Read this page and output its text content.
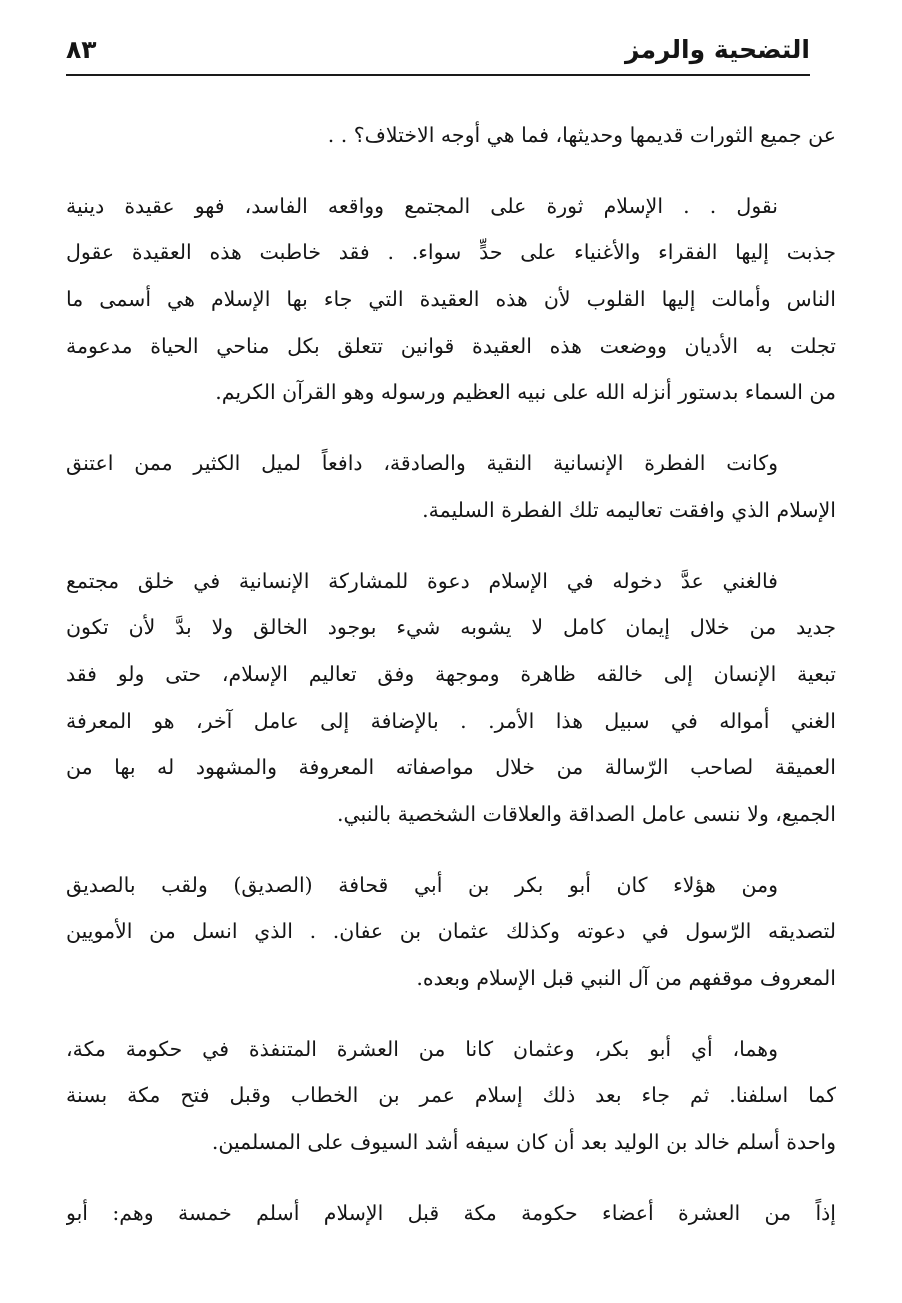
التضحية والرمز
٨٣
عن جميع الثورات قديمها وحديثها، فما هي أوجه الاختلاف؟ . .
نقول . . الإسلام ثورة على المجتمع وواقعه الفاسد، فهو عقيدة دينية
جذبت إليها الفقراء والأغنياء على حدٍّ سواء. . فقد خاطبت هذه العقيدة عقول
الناس وأمالت إليها القلوب لأن هذه العقيدة التي جاء بها الإسلام هي أسمى ما
تجلت به الأديان ووضعت هذه العقيدة قوانين تتعلق بكل مناحي الحياة مدعومة
من السماء بدستور أنزله الله على نبيه العظيم ورسوله وهو القرآن الكريم.
وكانت الفطرة الإنسانية النقية والصادقة، دافعاً لميل الكثير ممن اعتنق
الإسلام الذي وافقت تعاليمه تلك الفطرة السليمة.
فالغني عدَّ دخوله في الإسلام دعوة للمشاركة الإنسانية في خلق مجتمع
جديد من خلال إيمان كامل لا يشوبه شيء بوجود الخالق ولا بدَّ لأن تكون
تبعية الإنسان إلى خالقه ظاهرة وموجهة وفق تعاليم الإسلام، حتى ولو فقد
الغني أمواله في سبيل هذا الأمر. . بالإضافة إلى عامل آخر، هو المعرفة
العميقة لصاحب الرّسالة من خلال مواصفاته المعروفة والمشهود له بها من
الجميع، ولا ننسى عامل الصداقة والعلاقات الشخصية بالنبي.
ومن هؤلاء كان أبو بكر بن أبي قحافة (الصديق) ولقب بالصديق
لتصديقه الرّسول في دعوته وكذلك عثمان بن عفان. . الذي انسل من الأمويين
المعروف موقفهم من آل النبي قبل الإسلام وبعده.
وهما، أي أبو بكر، وعثمان كانا من العشرة المتنفذة في حكومة مكة،
كما اسلفنا. ثم جاء بعد ذلك إسلام عمر بن الخطاب وقبل فتح مكة بسنة
واحدة أسلم خالد بن الوليد بعد أن كان سيفه أشد السيوف على المسلمين.
إذاً من العشرة أعضاء حكومة مكة قبل الإسلام أسلم خمسة وهم: أبو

§ **WRITTEN INSTRUCTION**: Count each line above in which the string "الإسلام" appears, then state only the total.

§ **FULL OUTPUT**: 7